**PROMPT**
Quote the records that follow in full, leaving the pictures out.

**DATA IN THIS EXERCISE**
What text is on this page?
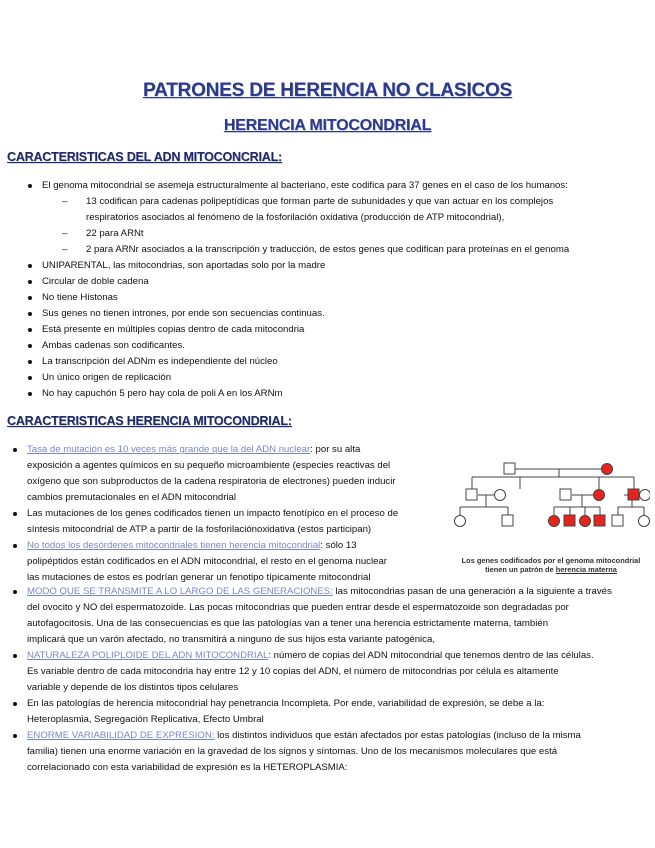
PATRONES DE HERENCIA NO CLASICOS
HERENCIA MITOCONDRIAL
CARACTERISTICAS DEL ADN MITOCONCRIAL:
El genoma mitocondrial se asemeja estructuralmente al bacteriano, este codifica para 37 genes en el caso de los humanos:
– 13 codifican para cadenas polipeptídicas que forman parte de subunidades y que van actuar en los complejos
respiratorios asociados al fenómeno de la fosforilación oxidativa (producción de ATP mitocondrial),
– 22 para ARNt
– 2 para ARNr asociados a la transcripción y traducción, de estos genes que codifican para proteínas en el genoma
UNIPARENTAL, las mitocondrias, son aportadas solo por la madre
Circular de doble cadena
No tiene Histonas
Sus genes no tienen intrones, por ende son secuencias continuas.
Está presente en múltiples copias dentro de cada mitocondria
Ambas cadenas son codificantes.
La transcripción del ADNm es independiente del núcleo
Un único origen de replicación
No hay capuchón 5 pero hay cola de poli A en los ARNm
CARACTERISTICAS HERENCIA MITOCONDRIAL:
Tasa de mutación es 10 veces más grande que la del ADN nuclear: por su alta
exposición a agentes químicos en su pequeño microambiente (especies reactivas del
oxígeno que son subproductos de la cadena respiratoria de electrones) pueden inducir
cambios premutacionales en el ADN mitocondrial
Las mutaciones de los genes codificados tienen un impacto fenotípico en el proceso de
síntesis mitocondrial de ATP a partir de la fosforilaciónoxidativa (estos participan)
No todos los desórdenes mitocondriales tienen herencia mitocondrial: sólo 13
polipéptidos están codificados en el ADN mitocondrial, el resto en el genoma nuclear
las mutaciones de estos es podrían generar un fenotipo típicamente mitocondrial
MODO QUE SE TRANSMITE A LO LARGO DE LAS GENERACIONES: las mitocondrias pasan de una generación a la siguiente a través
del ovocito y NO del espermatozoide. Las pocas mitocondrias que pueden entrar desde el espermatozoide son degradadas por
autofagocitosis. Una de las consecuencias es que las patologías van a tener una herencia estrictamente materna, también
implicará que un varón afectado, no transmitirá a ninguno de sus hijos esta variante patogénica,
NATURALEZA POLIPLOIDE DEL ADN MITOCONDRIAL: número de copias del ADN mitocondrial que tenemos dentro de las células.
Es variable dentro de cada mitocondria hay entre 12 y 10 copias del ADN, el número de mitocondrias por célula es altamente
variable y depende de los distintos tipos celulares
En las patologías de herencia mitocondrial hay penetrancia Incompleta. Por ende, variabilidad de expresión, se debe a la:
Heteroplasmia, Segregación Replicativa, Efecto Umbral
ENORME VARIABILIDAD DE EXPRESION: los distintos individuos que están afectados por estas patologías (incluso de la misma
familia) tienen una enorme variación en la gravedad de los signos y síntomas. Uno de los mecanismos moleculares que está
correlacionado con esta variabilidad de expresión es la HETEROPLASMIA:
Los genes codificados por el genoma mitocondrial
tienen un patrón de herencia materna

**TASK ANSWER**
What text is on this page?
PATRONES DE HERENCIA NO CLASICOS
HERENCIA MITOCONDRIAL
CARACTERISTICAS DEL ADN MITOCONCRIAL:
El genoma mitocondrial se asemeja estructuralmente al bacteriano, este codifica para 37 genes en el caso de los humanos:
– 13 codifican para cadenas polipeptídicas que forman parte de subunidades y que van actuar en los complejos
respiratorios asociados al fenómeno de la fosforilación oxidativa (producción de ATP mitocondrial),
– 22 para ARNt
– 2 para ARNr asociados a la transcripción y traducción, de estos genes que codifican para proteínas en el genoma
UNIPARENTAL, las mitocondrias, son aportadas solo por la madre
Circular de doble cadena
No tiene Histonas
Sus genes no tienen intrones, por ende son secuencias continuas.
Está presente en múltiples copias dentro de cada mitocondria
Ambas cadenas son codificantes.
La transcripción del ADNm es independiente del núcleo
Un único origen de replicación
No hay capuchón 5 pero hay cola de poli A en los ARNm
CARACTERISTICAS HERENCIA MITOCONDRIAL:
Tasa de mutación es 10 veces más grande que la del ADN nuclear: por su alta
exposición a agentes químicos en su pequeño microambiente (especies reactivas del
oxígeno que son subproductos de la cadena respiratoria de electrones) pueden inducir
cambios premutacionales en el ADN mitocondrial
Las mutaciones de los genes codificados tienen un impacto fenotípico en el proceso de
síntesis mitocondrial de ATP a partir de la fosforilaciónoxidativa (estos participan)
No todos los desórdenes mitocondriales tienen herencia mitocondrial: sólo 13
polipéptidos están codificados en el ADN mitocondrial, el resto en el genoma nuclear
las mutaciones de estos es podrían generar un fenotipo típicamente mitocondrial
MODO QUE SE TRANSMITE A LO LARGO DE LAS GENERACIONES: las mitocondrias pasan de una generación a la siguiente a través
del ovocito y NO del espermatozoide. Las pocas mitocondrias que pueden entrar desde el espermatozoide son degradadas por
autofagocitosis. Una de las consecuencias es que las patologías van a tener una herencia estrictamente materna, también
implicará que un varón afectado, no transmitirá a ninguno de sus hijos esta variante patogénica,
NATURALEZA POLIPLOIDE DEL ADN MITOCONDRIAL: número de copias del ADN mitocondrial que tenemos dentro de las células.
Es variable dentro de cada mitocondria hay entre 12 y 10 copias del ADN, el número de mitocondrias por célula es altamente
variable y depende de los distintos tipos celulares
En las patologías de herencia mitocondrial hay penetrancia Incompleta. Por ende, variabilidad de expresión, se debe a la:
Heteroplasmia, Segregación Replicativa, Efecto Umbral
ENORME VARIABILIDAD DE EXPRESION: los distintos individuos que están afectados por estas patologías (incluso de la misma
familia) tienen una enorme variación en la gravedad de los signos y síntomas. Uno de los mecanismos moleculares que está
correlacionado con esta variabilidad de expresión es la HETEROPLASMIA:
Los genes codificados por el genoma mitocondrial
tienen un patrón de herencia materna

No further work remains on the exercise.